» **Task directions**
Each line of the data below containing "Expert" needs to be listed.

» **Information provided**
⁂

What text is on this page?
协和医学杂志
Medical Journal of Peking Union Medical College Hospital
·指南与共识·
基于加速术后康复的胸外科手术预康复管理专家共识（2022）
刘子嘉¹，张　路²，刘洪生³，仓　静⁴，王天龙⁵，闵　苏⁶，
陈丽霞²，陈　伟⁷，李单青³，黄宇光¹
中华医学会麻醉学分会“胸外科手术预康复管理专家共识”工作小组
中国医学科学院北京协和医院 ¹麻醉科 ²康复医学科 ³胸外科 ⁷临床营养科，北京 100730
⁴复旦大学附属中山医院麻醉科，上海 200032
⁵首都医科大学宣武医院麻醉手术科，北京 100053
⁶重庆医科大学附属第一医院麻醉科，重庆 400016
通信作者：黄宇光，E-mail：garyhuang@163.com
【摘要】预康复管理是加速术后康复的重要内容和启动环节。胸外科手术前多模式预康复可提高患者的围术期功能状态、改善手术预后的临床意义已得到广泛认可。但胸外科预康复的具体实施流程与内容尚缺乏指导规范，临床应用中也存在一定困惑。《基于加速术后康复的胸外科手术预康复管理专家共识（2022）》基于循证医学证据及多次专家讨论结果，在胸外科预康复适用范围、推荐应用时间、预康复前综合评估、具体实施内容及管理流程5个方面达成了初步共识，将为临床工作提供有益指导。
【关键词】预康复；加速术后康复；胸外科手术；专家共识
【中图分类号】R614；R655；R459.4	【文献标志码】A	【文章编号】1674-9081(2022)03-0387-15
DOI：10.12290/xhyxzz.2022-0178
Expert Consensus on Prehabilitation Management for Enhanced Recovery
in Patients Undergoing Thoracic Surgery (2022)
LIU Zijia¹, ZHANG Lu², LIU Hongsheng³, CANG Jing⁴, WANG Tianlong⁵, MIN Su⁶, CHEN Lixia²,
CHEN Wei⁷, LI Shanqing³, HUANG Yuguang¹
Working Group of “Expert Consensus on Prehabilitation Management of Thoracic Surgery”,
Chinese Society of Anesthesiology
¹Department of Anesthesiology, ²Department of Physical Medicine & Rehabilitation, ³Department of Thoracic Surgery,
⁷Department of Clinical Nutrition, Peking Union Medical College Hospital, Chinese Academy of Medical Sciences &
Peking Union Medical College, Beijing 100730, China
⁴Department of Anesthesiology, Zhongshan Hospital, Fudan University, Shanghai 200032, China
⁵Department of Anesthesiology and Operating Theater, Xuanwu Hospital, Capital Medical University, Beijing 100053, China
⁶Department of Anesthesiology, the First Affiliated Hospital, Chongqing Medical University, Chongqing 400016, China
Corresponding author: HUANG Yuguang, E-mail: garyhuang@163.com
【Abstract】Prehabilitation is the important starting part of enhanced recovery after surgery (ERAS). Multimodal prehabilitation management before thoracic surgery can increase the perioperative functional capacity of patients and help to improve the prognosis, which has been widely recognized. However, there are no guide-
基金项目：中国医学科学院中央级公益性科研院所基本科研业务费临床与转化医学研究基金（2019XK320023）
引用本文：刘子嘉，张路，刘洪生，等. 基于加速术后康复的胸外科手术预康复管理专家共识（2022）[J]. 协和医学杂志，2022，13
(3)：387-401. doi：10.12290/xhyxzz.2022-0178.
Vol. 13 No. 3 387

⁂

» **Written reply**
Expert Consensus on Prehabilitation Management for Enhanced Recovery
Working Group of “Expert Consensus on Prehabilitation Management of Thoracic Surgery”,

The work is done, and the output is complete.